Short exercise: Find each line with "Today" and copy it.

Provided material:
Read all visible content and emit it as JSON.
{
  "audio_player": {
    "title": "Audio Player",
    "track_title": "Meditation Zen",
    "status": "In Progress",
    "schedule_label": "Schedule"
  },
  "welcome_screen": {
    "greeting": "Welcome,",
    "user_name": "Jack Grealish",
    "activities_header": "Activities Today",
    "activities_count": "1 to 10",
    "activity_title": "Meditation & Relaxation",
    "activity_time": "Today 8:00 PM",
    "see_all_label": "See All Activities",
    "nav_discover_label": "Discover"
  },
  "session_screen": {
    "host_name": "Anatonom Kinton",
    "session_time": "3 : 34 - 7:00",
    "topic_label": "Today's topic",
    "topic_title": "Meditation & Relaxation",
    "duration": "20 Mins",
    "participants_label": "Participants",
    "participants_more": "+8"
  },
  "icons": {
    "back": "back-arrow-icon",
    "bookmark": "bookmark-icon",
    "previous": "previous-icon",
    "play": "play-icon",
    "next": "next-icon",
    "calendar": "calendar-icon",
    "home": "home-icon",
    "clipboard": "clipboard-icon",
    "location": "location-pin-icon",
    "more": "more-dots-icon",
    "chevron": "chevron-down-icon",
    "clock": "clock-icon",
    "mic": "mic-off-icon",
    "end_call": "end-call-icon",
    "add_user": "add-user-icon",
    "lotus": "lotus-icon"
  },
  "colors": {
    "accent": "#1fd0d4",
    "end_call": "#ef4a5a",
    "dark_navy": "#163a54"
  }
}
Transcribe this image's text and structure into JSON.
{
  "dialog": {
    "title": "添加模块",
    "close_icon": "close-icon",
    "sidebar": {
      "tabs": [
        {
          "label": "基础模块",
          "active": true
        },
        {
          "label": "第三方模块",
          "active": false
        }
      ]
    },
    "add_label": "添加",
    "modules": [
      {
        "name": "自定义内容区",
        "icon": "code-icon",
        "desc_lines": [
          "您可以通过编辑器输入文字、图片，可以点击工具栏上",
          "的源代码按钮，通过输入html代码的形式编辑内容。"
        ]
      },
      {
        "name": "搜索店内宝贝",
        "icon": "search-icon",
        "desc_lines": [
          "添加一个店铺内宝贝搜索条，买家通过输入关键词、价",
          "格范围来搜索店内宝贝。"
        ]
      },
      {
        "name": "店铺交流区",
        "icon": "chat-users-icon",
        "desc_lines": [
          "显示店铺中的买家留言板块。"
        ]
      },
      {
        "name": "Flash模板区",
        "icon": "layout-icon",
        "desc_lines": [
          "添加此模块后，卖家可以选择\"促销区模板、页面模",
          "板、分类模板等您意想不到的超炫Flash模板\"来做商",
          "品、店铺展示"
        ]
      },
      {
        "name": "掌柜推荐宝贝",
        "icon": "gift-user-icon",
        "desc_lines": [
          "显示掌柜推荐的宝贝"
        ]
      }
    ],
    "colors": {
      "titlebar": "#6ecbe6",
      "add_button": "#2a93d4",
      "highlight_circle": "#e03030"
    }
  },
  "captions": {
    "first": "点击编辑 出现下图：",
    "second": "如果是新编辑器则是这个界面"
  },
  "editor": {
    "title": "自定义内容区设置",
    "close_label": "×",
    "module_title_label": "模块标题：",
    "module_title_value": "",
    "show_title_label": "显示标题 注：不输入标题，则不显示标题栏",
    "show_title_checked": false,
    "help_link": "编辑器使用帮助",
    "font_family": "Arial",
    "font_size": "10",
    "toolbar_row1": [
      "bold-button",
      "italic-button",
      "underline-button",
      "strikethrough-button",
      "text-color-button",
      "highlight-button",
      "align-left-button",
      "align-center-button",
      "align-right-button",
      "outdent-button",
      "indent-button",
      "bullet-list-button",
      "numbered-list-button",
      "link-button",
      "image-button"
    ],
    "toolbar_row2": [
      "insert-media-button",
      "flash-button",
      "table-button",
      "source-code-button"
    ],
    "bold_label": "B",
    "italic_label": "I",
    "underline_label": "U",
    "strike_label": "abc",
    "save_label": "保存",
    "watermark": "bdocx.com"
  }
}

Answer for this exercise:
    "activities_header": "Activities Today",
    "activity_time": "Today 8:00 PM",
    "topic_label": "Today's topic",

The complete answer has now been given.